EXERCISE INSTRUCTIONS
Search the records for the word "label" and pick out every line that has it.
- - - - -
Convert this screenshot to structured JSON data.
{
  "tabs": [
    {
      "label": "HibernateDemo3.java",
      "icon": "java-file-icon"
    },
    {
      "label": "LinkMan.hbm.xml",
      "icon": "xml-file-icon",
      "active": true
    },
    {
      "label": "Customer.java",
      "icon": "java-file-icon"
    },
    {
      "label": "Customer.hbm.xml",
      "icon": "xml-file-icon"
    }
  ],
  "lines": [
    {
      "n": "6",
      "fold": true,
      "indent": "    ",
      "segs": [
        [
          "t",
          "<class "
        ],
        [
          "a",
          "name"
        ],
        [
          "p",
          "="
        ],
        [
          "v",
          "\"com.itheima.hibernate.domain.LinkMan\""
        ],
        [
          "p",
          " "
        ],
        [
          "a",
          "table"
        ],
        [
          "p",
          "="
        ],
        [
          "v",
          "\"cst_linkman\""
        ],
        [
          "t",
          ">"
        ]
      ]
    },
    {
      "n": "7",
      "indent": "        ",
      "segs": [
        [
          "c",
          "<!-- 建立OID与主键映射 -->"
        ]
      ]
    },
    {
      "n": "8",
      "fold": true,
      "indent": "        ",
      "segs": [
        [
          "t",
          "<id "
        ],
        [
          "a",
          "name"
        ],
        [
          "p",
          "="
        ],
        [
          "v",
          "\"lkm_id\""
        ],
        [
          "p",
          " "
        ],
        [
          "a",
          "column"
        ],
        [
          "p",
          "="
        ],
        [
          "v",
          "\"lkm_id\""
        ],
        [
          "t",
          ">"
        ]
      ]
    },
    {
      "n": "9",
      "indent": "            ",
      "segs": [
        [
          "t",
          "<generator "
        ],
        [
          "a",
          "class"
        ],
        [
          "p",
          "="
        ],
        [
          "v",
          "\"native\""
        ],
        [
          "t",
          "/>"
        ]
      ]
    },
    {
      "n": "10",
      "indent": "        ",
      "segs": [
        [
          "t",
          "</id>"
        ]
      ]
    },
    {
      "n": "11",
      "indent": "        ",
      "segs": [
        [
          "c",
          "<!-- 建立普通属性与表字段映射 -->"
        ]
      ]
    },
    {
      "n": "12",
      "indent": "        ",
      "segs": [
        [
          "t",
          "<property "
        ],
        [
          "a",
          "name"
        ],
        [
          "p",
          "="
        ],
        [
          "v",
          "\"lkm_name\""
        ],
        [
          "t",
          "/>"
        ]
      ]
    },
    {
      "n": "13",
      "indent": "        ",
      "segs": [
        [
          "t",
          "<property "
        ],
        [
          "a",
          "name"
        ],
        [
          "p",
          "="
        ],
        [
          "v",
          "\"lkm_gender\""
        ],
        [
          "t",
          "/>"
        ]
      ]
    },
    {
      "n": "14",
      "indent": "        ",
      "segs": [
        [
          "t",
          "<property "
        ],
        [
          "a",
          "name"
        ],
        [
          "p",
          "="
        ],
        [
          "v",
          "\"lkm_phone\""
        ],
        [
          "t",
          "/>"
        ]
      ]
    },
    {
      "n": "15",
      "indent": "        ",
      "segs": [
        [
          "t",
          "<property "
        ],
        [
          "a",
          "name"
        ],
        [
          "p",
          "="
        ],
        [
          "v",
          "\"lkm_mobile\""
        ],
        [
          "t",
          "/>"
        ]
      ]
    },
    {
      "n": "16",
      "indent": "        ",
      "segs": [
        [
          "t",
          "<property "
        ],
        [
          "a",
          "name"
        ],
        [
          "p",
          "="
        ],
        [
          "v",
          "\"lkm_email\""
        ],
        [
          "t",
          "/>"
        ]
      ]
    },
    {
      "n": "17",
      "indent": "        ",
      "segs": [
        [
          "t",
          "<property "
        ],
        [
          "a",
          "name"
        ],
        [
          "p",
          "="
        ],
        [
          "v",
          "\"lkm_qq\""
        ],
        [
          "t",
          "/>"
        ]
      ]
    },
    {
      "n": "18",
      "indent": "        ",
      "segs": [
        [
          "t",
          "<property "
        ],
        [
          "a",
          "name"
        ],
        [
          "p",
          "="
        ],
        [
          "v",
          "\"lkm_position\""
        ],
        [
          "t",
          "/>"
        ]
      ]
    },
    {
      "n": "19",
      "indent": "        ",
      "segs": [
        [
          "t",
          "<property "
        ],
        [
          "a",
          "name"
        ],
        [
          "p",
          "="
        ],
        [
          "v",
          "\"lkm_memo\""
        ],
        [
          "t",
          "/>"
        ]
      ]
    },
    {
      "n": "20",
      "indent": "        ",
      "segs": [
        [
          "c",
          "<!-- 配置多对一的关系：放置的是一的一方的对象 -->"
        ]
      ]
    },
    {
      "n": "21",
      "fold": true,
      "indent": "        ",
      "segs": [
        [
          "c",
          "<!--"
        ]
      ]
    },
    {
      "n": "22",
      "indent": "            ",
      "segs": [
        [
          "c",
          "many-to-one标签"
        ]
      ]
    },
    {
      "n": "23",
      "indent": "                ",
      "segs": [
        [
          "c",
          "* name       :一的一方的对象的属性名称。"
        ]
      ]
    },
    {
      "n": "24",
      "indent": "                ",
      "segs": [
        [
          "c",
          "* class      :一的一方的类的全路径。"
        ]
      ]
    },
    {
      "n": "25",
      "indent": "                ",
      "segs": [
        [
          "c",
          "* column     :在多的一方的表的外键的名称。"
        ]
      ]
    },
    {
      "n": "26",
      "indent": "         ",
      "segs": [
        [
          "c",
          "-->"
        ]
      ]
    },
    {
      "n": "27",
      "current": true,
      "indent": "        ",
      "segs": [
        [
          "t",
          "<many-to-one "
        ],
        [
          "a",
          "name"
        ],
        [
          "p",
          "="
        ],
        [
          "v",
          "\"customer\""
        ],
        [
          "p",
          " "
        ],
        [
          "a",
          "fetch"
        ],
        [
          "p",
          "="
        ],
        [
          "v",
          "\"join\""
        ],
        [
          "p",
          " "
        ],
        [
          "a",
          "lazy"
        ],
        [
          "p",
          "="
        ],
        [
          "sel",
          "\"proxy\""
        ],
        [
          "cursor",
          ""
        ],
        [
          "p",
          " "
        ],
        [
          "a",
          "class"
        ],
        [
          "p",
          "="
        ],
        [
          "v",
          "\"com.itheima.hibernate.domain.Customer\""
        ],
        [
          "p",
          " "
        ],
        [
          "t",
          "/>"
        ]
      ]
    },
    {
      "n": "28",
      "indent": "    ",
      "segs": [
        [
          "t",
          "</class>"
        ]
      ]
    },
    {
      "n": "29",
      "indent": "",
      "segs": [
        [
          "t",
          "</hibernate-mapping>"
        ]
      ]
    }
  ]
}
- - - - -
OUTPUT BELOW
      "label": "HibernateDemo3.java",
      "label": "LinkMan.hbm.xml",
      "label": "Customer.java",
      "label": "Customer.hbm.xml",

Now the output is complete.